Check each line of the listing below for the string "Coventry", and copy the ones that have it.

Entries taken from a collection
>>
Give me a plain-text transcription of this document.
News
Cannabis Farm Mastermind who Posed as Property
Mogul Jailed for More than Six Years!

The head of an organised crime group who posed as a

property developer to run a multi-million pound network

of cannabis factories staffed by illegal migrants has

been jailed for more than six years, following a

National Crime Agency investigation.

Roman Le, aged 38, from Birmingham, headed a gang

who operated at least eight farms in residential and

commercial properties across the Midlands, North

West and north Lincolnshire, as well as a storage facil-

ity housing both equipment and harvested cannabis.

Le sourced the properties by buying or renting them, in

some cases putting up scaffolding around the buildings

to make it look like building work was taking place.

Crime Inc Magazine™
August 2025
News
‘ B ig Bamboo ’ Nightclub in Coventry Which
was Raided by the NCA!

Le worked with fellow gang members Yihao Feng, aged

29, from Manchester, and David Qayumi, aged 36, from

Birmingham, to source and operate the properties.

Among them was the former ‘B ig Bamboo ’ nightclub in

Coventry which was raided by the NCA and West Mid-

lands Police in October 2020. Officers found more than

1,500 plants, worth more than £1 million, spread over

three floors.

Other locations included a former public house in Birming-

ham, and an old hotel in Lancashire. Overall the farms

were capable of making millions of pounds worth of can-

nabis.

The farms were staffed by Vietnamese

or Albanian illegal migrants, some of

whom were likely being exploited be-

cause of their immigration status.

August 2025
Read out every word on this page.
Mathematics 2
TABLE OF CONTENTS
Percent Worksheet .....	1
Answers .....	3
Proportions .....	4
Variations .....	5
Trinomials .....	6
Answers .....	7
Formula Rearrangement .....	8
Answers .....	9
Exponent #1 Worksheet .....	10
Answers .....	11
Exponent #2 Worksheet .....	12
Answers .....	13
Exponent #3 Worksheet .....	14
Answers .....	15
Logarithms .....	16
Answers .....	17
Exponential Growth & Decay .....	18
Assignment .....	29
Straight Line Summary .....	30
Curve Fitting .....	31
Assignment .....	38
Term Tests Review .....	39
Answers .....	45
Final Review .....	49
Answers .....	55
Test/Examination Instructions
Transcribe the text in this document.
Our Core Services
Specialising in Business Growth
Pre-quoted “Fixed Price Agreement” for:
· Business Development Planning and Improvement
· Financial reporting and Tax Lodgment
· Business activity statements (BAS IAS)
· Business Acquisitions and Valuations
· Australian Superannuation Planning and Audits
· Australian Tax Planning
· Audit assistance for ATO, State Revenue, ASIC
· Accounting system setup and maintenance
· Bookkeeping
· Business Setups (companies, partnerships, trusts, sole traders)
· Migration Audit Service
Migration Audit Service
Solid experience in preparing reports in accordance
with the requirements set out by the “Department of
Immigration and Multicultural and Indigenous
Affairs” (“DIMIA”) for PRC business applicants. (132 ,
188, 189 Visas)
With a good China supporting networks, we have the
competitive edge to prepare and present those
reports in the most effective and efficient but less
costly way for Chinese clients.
<<
**SOLUTION TO THIS TASK**
‘ B ig Bamboo ’ Nightclub in Coventry Which
Coventry which was raided by the NCA and West Mid-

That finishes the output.